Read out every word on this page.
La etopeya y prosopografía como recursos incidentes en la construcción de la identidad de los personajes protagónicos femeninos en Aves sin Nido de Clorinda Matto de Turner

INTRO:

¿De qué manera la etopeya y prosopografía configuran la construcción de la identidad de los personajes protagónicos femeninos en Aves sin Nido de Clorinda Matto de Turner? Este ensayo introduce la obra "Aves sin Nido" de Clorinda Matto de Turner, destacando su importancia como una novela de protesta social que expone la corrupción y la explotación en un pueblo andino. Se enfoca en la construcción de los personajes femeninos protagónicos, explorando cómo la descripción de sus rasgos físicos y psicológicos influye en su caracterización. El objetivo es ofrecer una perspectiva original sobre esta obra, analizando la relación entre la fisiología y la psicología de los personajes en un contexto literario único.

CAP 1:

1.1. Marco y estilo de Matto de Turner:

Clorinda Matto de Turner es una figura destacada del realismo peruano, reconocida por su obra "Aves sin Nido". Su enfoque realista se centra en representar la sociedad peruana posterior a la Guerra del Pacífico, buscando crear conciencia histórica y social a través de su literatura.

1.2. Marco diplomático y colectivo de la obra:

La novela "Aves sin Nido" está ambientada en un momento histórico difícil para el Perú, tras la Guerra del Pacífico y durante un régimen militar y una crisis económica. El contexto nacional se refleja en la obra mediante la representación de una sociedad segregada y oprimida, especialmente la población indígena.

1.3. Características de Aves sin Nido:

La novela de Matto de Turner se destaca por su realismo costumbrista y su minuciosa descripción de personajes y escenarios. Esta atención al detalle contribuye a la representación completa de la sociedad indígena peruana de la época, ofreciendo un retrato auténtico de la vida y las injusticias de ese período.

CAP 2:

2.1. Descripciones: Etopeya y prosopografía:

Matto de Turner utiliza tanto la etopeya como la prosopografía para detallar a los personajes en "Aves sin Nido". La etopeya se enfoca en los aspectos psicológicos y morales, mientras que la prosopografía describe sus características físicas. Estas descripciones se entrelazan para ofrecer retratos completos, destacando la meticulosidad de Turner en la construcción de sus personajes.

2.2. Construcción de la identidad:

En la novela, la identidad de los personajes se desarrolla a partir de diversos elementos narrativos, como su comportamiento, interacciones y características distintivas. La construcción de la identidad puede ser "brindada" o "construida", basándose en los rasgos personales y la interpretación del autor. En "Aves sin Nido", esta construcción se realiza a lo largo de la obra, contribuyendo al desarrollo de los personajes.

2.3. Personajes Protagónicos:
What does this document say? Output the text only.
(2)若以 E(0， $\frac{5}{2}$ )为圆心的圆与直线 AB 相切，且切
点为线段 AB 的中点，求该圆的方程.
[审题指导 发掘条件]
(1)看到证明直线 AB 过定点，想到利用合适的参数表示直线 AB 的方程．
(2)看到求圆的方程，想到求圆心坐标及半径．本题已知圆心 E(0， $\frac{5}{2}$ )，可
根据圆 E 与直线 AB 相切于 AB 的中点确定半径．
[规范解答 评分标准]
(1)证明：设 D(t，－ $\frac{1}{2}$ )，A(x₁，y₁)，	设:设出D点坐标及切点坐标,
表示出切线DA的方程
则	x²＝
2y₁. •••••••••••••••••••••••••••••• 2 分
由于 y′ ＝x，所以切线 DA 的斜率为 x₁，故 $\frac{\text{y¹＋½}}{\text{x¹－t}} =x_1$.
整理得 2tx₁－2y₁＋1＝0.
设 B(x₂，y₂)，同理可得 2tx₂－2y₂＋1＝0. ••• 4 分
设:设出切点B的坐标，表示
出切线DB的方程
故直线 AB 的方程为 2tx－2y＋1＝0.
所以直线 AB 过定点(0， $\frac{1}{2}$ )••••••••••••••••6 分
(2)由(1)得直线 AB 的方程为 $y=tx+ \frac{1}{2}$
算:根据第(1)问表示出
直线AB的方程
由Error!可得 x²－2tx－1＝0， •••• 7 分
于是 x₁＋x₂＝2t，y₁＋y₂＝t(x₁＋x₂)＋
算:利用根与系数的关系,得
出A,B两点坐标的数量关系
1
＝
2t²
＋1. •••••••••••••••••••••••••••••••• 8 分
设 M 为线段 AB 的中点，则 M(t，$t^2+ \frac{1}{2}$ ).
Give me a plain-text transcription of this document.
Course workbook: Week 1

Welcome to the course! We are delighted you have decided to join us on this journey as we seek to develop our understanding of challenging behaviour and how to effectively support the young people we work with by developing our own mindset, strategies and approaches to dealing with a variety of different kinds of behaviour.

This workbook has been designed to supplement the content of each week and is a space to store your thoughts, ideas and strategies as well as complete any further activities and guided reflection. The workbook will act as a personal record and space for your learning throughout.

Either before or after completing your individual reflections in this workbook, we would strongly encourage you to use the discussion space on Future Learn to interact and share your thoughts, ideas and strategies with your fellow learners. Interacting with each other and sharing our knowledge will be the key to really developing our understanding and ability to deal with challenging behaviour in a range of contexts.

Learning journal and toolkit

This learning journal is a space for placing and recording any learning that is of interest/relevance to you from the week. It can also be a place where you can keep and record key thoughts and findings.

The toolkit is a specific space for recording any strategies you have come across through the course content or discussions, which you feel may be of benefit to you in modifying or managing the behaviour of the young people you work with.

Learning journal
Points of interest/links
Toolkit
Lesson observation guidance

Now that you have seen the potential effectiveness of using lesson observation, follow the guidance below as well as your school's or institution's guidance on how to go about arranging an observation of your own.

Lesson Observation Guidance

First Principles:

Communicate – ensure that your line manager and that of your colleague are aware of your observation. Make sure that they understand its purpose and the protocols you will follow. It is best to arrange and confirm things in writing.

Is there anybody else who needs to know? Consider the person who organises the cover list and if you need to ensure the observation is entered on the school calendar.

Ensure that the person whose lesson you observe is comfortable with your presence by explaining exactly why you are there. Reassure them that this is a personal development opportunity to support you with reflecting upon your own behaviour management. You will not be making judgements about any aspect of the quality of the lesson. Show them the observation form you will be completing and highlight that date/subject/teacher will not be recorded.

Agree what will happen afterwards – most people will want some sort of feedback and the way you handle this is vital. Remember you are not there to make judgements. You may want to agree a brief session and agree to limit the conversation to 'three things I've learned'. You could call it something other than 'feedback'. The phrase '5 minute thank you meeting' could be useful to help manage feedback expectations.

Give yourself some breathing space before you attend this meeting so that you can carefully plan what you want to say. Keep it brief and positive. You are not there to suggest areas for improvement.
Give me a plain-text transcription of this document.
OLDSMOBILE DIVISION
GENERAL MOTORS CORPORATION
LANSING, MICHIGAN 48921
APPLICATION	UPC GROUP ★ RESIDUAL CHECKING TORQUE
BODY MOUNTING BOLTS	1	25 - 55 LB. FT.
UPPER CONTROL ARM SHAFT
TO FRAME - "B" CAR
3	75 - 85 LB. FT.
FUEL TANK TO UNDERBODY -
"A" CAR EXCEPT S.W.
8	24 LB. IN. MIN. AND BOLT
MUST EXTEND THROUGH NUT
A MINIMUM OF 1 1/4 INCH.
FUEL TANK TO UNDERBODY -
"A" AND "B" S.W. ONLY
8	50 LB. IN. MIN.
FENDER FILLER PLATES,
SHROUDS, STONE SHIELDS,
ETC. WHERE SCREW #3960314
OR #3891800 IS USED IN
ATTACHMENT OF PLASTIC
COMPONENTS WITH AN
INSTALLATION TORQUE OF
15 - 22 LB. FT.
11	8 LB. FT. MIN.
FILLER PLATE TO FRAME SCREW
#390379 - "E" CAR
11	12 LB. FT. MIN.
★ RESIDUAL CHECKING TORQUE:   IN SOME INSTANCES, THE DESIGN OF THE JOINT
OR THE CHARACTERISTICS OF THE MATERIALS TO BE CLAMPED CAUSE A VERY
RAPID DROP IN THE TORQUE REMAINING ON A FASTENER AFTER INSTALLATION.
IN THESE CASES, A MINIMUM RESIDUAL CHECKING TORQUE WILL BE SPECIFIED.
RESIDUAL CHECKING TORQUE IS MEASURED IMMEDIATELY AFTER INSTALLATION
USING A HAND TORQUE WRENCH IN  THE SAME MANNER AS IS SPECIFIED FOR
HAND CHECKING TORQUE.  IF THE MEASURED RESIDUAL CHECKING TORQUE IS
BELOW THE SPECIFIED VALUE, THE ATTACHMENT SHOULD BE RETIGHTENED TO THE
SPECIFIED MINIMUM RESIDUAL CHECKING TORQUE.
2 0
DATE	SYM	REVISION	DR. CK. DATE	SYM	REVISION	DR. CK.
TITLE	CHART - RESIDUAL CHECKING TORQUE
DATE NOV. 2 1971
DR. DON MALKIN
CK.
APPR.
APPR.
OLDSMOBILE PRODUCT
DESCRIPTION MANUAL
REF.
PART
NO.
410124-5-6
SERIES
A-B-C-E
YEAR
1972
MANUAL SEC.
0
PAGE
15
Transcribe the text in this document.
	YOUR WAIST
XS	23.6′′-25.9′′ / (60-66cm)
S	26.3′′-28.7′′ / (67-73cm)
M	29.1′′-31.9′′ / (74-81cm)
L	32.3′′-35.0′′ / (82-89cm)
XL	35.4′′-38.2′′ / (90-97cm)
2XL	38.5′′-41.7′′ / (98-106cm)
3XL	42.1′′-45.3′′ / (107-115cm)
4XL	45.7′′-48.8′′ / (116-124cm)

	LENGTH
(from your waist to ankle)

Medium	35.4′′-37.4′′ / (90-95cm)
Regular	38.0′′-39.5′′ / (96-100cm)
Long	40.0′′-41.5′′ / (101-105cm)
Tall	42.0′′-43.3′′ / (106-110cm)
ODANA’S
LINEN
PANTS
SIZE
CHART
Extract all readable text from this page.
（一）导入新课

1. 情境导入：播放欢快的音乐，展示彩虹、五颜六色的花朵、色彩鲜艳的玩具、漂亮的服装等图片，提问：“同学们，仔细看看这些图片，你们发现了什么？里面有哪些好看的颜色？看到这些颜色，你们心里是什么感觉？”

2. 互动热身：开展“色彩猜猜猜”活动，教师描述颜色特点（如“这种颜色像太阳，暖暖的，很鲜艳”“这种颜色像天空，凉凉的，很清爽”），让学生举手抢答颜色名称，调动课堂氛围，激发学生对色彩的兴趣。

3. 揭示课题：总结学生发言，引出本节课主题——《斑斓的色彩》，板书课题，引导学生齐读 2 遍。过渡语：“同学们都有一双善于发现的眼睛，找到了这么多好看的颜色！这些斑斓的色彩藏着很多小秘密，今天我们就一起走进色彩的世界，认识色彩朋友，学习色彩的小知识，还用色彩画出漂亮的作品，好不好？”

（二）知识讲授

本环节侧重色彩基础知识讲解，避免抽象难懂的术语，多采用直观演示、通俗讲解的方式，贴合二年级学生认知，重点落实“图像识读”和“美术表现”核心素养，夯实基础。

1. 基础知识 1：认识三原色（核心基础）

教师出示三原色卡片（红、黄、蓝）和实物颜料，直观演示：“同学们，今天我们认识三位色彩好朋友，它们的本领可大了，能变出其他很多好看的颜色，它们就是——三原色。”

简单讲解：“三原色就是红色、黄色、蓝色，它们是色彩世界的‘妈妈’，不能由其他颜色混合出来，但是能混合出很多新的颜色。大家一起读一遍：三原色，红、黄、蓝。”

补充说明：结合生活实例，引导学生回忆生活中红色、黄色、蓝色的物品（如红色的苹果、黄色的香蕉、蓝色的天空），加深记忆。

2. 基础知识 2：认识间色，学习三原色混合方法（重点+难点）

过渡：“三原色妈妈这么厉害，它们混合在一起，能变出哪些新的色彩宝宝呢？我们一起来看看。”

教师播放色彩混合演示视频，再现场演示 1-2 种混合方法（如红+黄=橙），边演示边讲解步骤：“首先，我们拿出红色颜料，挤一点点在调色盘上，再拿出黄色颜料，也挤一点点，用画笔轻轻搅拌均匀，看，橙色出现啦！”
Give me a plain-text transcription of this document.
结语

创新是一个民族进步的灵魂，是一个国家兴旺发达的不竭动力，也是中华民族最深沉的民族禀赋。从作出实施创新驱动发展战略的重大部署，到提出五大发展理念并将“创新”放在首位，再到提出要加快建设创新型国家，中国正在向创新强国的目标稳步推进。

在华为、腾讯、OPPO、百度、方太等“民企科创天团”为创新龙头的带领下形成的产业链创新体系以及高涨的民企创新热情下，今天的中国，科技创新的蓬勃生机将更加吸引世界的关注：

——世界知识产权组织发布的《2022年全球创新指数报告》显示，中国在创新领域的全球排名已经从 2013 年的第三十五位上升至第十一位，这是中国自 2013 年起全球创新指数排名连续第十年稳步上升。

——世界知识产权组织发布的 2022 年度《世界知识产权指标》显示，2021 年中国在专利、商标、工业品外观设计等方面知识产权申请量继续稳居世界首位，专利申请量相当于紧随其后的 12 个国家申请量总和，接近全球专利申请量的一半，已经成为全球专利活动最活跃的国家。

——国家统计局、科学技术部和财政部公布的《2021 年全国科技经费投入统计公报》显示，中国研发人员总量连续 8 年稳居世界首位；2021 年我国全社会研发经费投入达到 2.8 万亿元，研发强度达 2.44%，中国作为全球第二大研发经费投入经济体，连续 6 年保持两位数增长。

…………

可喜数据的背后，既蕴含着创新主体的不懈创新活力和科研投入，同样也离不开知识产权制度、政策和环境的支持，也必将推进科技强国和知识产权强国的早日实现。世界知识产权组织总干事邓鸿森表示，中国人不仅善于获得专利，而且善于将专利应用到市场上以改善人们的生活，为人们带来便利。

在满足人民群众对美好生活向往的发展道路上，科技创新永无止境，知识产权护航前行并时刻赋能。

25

§ Your objective:
Return all lines with the word "follow" in them.

§ Solution for this problem:
Now that you have seen the potential effectiveness of using lesson observation, follow the guidance below as well as your school's or institution's guidance on how to go about arranging an observation of your own.
Communicate – ensure that your line manager and that of your colleague are aware of your observation. Make sure that they understand its purpose and the protocols you will follow. It is best to arrange and confirm things in writing.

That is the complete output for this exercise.